*Dataset items*
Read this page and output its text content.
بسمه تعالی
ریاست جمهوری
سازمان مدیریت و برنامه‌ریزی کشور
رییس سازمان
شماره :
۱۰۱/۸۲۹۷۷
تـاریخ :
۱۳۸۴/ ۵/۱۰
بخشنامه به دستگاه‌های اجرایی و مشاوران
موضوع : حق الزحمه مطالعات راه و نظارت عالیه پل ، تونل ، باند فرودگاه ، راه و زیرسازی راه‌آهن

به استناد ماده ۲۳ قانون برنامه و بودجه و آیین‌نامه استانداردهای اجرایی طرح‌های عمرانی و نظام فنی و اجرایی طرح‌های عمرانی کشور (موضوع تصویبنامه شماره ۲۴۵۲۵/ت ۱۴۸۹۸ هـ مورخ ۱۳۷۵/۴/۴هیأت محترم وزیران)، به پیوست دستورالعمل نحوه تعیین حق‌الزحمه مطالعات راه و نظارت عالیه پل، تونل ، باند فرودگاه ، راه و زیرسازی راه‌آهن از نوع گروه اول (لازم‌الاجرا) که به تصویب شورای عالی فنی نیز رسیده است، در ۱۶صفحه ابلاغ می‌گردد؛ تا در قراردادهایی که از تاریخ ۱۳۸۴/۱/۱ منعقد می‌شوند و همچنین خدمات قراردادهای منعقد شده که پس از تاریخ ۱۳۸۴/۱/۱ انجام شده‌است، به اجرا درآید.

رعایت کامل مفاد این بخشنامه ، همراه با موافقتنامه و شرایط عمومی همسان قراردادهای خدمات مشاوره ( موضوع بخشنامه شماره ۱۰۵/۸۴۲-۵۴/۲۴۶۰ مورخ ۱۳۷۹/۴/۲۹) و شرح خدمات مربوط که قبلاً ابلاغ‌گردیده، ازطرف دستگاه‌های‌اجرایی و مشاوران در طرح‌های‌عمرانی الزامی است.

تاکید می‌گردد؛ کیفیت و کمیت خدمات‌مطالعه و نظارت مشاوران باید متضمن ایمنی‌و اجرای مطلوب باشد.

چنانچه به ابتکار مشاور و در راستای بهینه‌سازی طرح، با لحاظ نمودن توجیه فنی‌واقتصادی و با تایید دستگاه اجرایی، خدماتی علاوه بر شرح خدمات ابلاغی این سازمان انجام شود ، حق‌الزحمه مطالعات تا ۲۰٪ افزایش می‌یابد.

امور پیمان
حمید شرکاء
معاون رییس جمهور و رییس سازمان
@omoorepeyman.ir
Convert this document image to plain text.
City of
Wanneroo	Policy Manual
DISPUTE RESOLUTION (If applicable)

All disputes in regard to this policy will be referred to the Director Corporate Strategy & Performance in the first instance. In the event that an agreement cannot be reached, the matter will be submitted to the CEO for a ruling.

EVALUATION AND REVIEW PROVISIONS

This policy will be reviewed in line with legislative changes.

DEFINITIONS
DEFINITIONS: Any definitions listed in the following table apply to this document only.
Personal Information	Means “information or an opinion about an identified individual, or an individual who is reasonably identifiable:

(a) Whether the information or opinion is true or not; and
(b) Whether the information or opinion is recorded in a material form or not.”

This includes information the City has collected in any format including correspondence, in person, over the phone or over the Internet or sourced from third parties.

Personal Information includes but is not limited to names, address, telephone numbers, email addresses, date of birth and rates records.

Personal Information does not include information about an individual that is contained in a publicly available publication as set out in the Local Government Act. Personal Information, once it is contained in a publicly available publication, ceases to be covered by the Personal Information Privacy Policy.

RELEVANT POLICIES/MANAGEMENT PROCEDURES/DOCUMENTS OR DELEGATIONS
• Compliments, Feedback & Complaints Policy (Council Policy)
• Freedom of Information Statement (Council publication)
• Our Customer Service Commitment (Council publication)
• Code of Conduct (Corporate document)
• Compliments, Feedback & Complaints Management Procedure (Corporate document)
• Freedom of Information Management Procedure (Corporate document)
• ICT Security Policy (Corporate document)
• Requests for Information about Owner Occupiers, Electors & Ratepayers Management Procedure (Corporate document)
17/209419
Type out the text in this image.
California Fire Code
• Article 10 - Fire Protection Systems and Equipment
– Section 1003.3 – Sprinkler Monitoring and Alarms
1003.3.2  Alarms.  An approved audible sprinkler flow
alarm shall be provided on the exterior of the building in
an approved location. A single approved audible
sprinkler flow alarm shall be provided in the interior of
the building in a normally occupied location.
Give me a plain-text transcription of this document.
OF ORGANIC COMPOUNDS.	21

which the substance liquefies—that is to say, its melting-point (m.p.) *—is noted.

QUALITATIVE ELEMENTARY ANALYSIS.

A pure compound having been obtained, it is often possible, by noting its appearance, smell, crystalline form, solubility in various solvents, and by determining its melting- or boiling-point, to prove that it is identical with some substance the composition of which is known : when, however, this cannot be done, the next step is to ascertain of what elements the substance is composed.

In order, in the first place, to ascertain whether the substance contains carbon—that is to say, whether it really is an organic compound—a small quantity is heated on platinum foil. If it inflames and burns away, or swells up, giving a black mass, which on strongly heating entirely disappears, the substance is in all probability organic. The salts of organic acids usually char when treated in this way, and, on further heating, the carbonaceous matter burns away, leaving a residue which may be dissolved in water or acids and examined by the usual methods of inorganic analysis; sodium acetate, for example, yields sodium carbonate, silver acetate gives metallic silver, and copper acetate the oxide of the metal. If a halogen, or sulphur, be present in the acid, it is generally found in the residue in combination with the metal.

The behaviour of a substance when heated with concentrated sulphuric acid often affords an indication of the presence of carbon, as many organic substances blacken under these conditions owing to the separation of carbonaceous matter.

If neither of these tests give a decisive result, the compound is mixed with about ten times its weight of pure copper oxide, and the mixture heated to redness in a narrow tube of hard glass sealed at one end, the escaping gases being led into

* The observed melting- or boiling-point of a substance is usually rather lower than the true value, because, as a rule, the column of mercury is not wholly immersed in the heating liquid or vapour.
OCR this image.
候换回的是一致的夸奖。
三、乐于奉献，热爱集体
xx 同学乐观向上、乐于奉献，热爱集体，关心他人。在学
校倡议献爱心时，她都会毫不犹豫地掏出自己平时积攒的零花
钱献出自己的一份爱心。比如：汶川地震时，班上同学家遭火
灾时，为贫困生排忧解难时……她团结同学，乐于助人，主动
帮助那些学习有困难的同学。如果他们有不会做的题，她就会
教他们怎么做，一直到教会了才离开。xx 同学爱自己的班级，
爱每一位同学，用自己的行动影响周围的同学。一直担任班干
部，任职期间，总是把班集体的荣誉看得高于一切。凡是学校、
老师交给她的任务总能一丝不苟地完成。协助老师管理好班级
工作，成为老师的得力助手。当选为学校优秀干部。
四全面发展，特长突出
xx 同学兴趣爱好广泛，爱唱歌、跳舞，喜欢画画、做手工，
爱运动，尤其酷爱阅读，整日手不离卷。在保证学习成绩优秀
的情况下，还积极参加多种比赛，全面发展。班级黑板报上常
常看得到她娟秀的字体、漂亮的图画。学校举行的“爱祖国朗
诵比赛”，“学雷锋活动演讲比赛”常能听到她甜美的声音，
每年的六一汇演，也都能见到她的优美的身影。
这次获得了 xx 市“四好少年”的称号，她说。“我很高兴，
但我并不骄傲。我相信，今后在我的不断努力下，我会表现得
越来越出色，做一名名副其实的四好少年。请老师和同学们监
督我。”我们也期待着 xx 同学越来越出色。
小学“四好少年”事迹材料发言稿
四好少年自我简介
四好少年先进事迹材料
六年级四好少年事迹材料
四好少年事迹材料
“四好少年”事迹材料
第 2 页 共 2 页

*EXERCISE DETAILS*
Provide only the count of lines in the data above that include the string "City".

*SOLUTION*
2